** REQUIREMENTS **
Check each line of the records for "JSON"; collect those that have it.

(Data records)
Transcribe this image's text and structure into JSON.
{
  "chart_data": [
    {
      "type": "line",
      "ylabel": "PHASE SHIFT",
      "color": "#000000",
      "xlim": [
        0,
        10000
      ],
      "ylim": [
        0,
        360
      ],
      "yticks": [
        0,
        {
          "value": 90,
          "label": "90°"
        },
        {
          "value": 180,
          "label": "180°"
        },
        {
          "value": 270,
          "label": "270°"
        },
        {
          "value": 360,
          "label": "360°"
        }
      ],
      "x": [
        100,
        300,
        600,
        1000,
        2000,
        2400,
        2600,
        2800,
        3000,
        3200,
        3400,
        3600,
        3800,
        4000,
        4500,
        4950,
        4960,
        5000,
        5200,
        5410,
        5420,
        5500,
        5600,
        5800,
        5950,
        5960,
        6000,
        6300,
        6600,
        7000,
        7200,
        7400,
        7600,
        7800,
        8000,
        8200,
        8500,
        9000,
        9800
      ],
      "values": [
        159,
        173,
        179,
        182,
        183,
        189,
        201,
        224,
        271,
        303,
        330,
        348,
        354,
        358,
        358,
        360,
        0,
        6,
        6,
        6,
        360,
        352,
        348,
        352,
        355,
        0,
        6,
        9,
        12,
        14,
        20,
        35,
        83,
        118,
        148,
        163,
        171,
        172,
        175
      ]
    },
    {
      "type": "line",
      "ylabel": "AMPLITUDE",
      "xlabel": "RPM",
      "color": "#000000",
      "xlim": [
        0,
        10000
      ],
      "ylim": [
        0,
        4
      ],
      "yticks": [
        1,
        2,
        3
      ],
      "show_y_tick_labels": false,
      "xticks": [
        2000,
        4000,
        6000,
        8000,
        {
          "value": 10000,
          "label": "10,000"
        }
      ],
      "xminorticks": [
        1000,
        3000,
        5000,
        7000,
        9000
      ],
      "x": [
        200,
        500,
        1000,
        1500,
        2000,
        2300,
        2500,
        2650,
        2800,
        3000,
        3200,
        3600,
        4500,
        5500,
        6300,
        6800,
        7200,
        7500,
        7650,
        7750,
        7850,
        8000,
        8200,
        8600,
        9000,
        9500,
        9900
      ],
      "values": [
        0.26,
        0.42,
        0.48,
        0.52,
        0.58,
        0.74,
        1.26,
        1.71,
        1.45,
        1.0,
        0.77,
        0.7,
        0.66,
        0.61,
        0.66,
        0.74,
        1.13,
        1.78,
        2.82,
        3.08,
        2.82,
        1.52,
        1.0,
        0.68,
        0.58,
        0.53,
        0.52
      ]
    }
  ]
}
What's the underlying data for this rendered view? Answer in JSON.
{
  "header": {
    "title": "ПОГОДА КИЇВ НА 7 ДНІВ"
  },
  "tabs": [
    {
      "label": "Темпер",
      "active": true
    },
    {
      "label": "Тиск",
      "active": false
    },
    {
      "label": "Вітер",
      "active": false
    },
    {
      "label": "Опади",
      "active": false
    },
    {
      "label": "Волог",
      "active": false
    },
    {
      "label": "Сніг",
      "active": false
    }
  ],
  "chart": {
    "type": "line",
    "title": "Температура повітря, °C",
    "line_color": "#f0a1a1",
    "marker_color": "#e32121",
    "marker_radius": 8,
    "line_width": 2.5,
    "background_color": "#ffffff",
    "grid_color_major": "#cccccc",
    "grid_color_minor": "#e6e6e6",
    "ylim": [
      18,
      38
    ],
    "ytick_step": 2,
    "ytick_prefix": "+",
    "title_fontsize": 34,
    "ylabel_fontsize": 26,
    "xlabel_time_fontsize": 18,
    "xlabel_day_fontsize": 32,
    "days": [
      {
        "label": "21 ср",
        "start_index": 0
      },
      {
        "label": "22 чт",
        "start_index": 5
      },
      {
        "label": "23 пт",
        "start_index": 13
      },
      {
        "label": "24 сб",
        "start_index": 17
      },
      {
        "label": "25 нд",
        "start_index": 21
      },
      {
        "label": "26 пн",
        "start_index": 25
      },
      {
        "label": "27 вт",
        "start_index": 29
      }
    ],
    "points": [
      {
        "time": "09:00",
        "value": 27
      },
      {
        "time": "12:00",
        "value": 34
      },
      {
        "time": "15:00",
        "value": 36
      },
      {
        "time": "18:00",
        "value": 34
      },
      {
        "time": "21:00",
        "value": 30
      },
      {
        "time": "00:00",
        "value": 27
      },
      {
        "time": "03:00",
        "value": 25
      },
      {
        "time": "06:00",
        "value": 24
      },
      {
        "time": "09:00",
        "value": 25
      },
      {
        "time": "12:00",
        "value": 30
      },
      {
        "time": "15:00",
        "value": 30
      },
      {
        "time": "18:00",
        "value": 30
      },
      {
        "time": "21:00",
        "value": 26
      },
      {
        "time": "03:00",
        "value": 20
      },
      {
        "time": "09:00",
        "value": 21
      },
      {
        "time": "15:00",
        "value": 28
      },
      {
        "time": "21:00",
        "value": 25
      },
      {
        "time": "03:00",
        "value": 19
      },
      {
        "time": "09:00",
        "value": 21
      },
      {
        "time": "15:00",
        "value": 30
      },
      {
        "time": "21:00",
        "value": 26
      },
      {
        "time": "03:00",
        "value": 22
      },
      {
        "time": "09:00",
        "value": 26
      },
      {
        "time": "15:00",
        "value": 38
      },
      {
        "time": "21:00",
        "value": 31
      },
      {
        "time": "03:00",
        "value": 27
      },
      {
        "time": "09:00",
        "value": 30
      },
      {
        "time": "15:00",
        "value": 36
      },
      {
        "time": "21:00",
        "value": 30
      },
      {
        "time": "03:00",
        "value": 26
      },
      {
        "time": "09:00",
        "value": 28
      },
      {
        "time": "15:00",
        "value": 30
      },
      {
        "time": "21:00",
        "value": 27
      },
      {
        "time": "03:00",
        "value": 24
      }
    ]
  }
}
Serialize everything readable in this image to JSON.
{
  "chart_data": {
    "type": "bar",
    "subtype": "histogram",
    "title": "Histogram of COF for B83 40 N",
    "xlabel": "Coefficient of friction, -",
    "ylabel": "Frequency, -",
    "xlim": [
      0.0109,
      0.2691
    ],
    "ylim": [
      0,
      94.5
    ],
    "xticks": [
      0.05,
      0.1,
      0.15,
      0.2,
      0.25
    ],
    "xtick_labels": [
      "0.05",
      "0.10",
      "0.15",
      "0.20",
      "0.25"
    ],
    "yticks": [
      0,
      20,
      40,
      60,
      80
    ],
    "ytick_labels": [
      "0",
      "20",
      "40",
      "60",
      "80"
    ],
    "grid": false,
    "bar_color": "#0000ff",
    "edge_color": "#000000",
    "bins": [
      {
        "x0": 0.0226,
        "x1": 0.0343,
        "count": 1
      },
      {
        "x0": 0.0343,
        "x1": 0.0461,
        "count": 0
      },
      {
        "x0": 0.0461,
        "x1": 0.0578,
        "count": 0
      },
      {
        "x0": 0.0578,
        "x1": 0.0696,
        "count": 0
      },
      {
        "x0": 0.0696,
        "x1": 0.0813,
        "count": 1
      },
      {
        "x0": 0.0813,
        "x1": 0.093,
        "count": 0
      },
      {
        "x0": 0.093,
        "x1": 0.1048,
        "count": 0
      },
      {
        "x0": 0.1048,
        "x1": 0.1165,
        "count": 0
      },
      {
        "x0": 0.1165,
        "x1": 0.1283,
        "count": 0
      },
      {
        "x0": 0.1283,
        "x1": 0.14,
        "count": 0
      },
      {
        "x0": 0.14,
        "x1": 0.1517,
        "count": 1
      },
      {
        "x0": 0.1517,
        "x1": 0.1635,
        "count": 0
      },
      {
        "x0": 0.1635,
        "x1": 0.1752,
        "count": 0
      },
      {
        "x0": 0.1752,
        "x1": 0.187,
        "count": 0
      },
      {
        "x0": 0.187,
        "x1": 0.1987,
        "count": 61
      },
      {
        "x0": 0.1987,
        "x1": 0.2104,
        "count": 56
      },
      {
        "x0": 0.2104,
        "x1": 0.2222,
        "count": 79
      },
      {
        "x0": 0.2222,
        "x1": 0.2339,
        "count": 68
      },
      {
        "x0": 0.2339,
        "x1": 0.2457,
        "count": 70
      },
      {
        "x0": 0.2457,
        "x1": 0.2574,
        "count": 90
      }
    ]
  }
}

** EXERCISE SOLUTION **
Transcribe this image's text and structure into JSON.
What's the underlying data for this rendered view? Answer in JSON.
Serialize everything readable in this image to JSON.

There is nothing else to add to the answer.